══ RECORD LIST

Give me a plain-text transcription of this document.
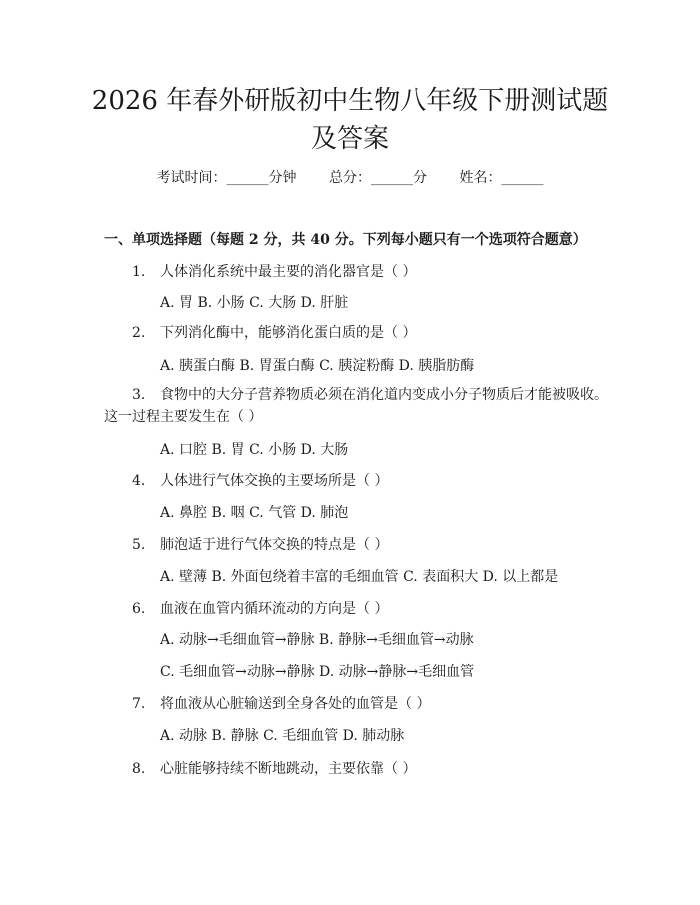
2026 年春外研版初中生物八年级下册测试题
及答案
考试时间：______分钟 总分：______分 姓名：______
一、单项选择题（每题 2 分，共 40 分。下列每小题只有一个选项符合题意）
1. 人体消化系统中最主要的消化器官是（ ）
A. 胃 B. 小肠 C. 大肠 D. 肝脏
2. 下列消化酶中，能够消化蛋白质的是（ ）
A. 胰蛋白酶 B. 胃蛋白酶 C. 胰淀粉酶 D. 胰脂肪酶
3. 食物中的大分子营养物质必须在消化道内变成小分子物质后才能被吸收。
这一过程主要发生在（ ）
A. 口腔 B. 胃 C. 小肠 D. 大肠
4. 人体进行气体交换的主要场所是（ ）
A. 鼻腔 B. 咽 C. 气管 D. 肺泡
5. 肺泡适于进行气体交换的特点是（ ）
A. 壁薄 B. 外面包绕着丰富的毛细血管 C. 表面积大 D. 以上都是
6. 血液在血管内循环流动的方向是（ ）
A. 动脉→毛细血管→静脉 B. 静脉→毛细血管→动脉
C. 毛细血管→动脉→静脉 D. 动脉→静脉→毛细血管
7. 将血液从心脏输送到全身各处的血管是（ ）
A. 动脉 B. 静脉 C. 毛细血管 D. 肺动脉
8. 心脏能够持续不断地跳动，主要依靠（ ）
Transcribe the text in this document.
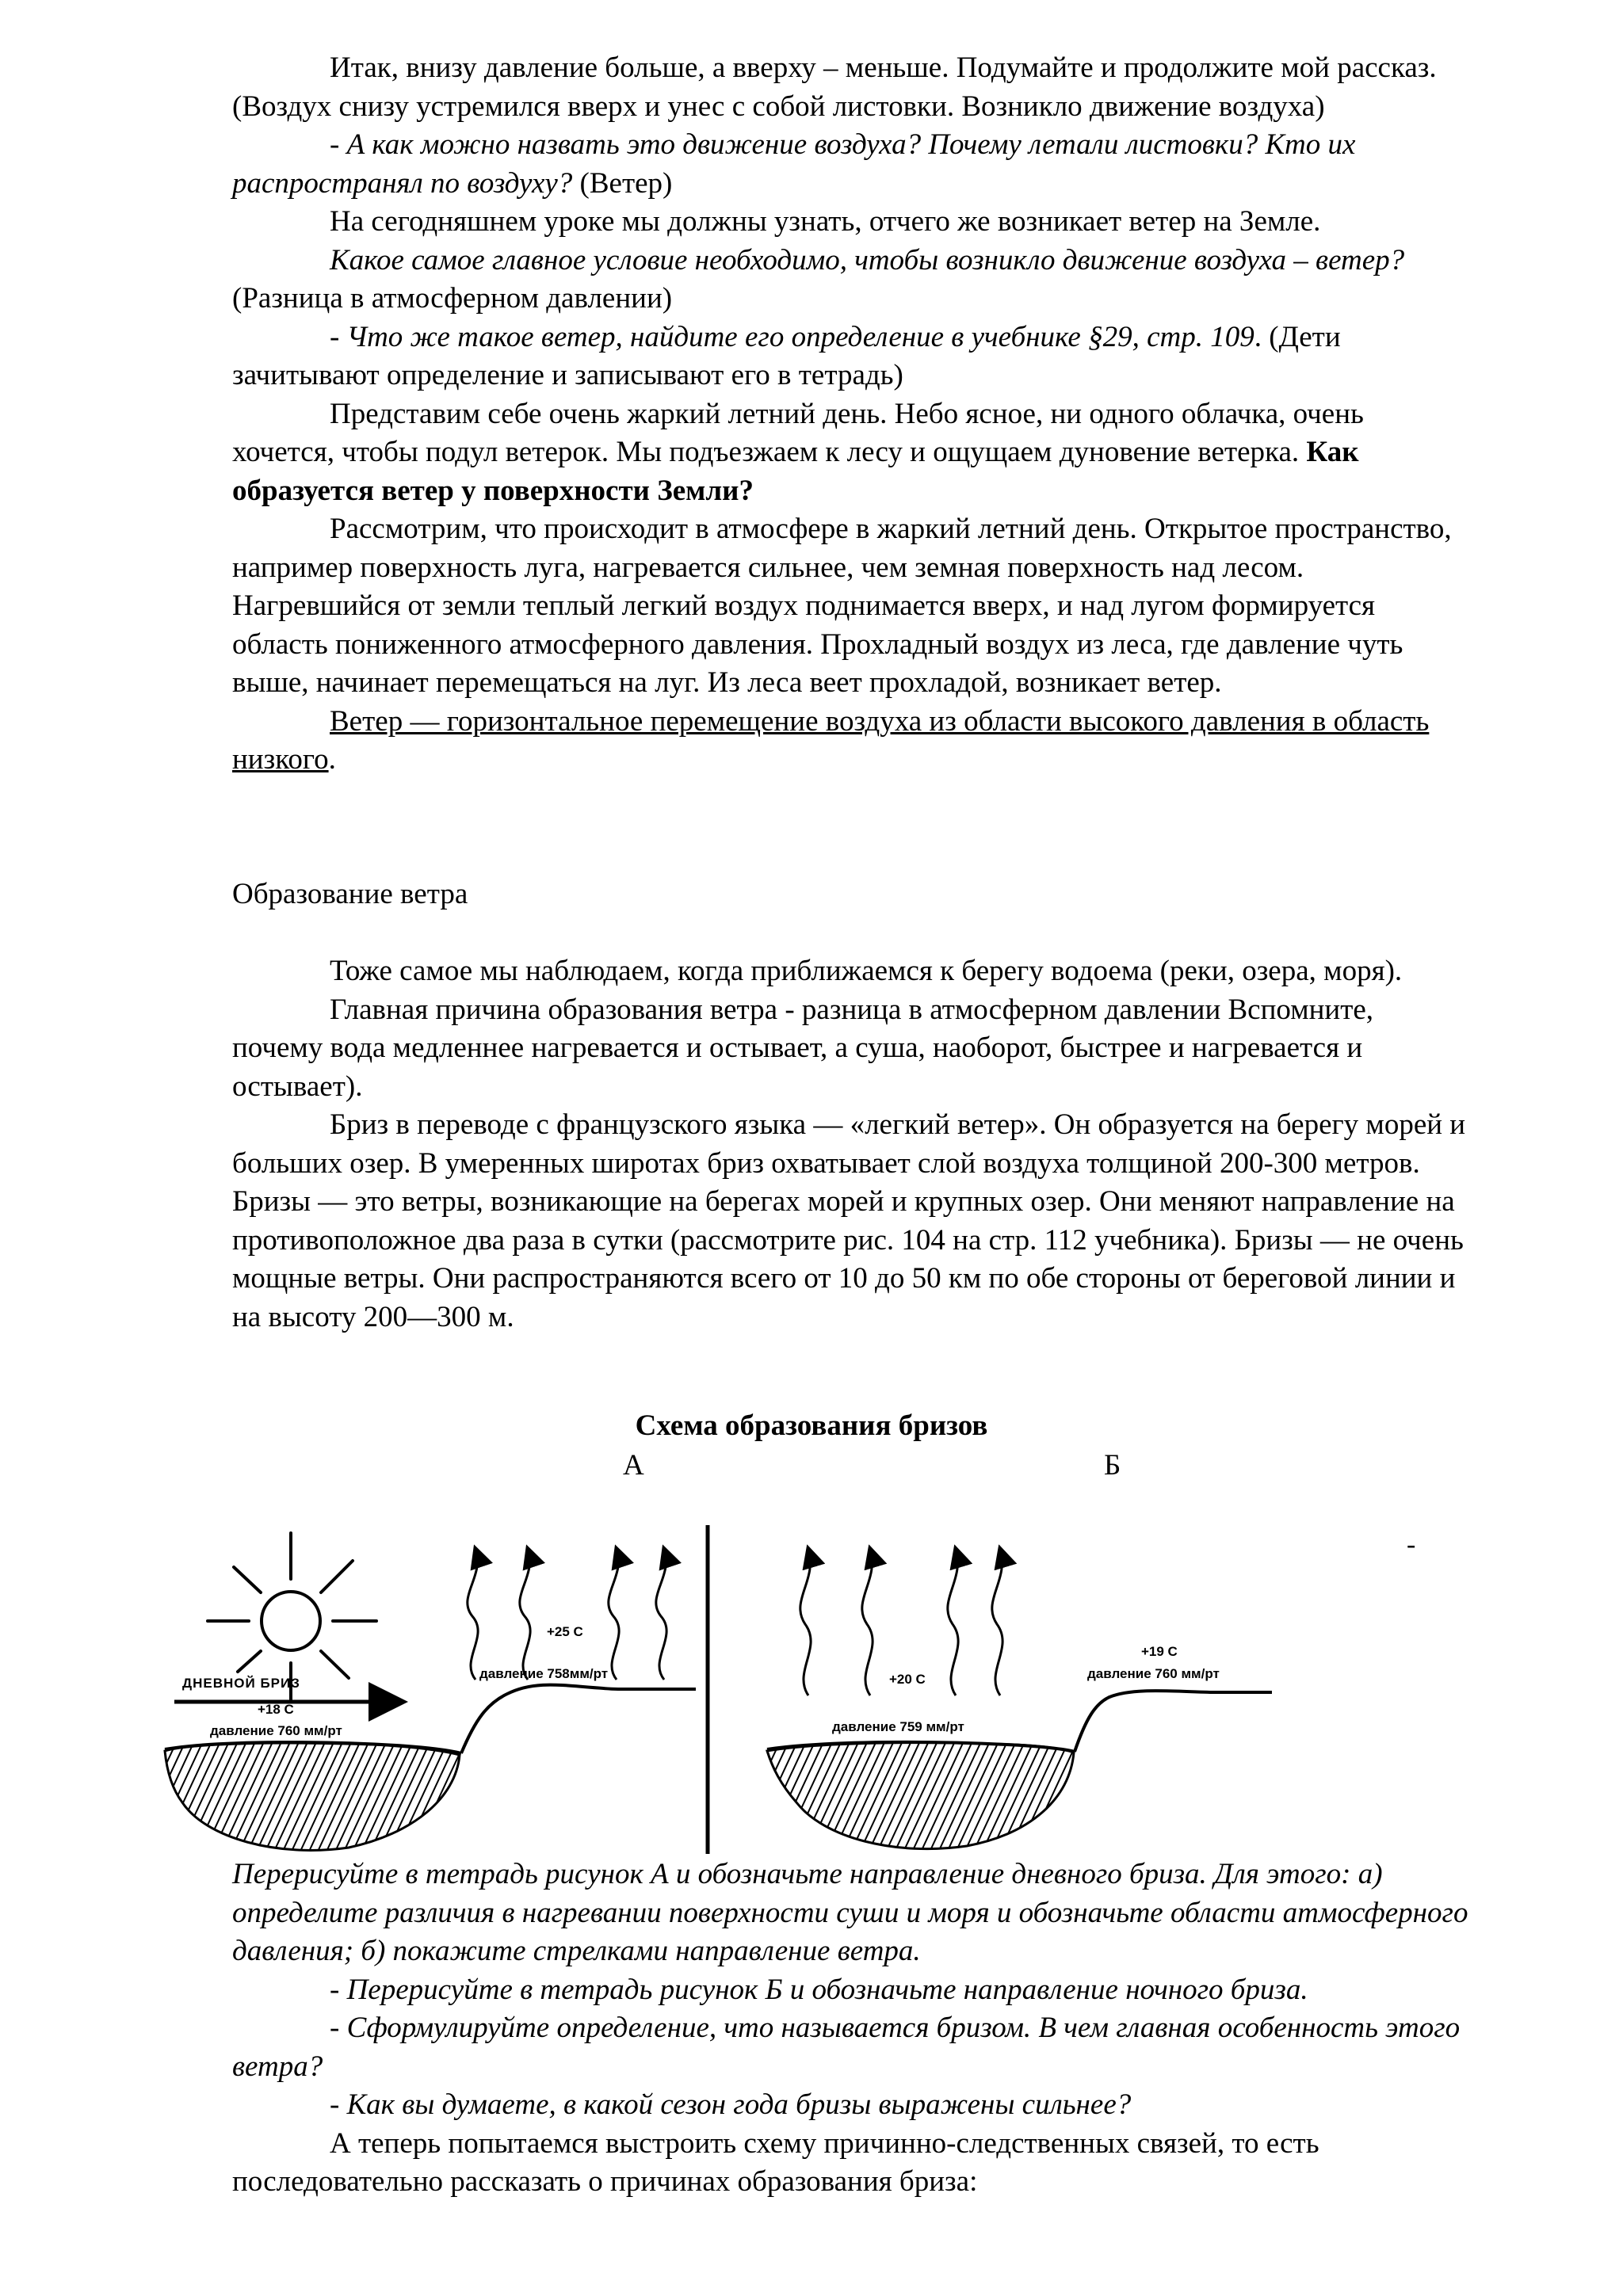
Итак, внизу давление больше, а вверху – меньше. Подумайте и продолжите мой рассказ. (Воздух снизу устремился вверх и унес с собой листовки. Возникло движение воздуха)

- А как можно назвать это движение воздуха? Почему летали листовки? Кто их распространял по воздуху? (Ветер)

На сегодняшнем уроке мы должны узнать, отчего же возникает ветер на Земле.

Какое самое главное условие необходимо, чтобы возникло движение воздуха – ветер? (Разница в атмосферном давлении)

- Что же такое ветер, найдите его определение в учебнике §29, стр. 109. (Дети зачитывают определение и записывают его в тетрадь)

Представим себе очень жаркий летний день. Небо ясное, ни одного облачка, очень хочется, чтобы подул ветерок. Мы подъезжаем к лесу и ощущаем дуновение ветерка. Как образуется ветер у поверхности Земли?

Рассмотрим, что происходит в атмосфере в жаркий летний день. Открытое пространство, например поверхность луга, нагревается сильнее, чем земная поверхность над лесом. Нагревшийся от земли теплый легкий воздух поднимается вверх, и над лугом формируется область пониженного атмосферного давления. Прохладный воздух из леса, где давление чуть выше, начинает перемещаться на луг. Из леса веет прохладой, возникает ветер.

Ветер — горизонтальное перемещение воздуха из области высокого давления в область низкого.

Образование ветра

Тоже самое мы наблюдаем, когда приближаемся к берегу водоема (реки, озера, моря).

Главная причина образования ветра - разница в атмосферном давлении Вспомните, почему вода медленнее нагревается и остывает, а суша, наоборот, быстрее и нагревается и остывает).

Бриз в переводе с французского языка — «легкий ветер». Он образуется на берегу морей и больших озер. В умеренных широтах бриз охватывает слой воздуха толщиной 200-300 метров. Бризы — это ветры, возникающие на берегах морей и крупных озер. Они меняют направление на противоположное два раза в сутки (рассмотрите рис. 104 на стр. 112 учебника). Бризы — не очень мощные ветры. Они распространяются всего от 10 до 50 км по обе стороны от береговой линии и на высоту 200—300 м.

Схема образования бризов
А	Б
ДНЕВНОЙ БРИЗ
+18 С
давление 760 мм/рт
+25 С
давление 758мм/рт	+20 С
давление 759 мм/рт
+19 С
давление 760 мм/рт
-

Перерисуйте в тетрадь рисунок А и обозначьте направление дневного бриза. Для этого: а) определите различия в нагревании поверхности суши и моря и обозначьте области атмосферного давления; б) покажите стрелками направление ветра.

- Перерисуйте в тетрадь рисунок Б и обозначьте направление ночного бриза.

- Сформулируйте определение, что называется бризом. В чем главная особенность этого ветра?

- Как вы думаете, в какой сезон года бризы выражены сильнее?

А теперь попытаемся выстроить схему причинно-следственных связей, то есть последовательно рассказать о причинах образования бриза:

════

Write out every line of the listing that holds the word "образования".

Главная причина образования ветра - разница в атмосферном давлении Вспомните, почему вода медленнее нагревается и остывает, а суша, наоборот, быстрее и нагревается и остывает).
Схема образования бризов
А теперь попытаемся выстроить схему причинно-следственных связей, то есть последовательно рассказать о причинах образования бриза:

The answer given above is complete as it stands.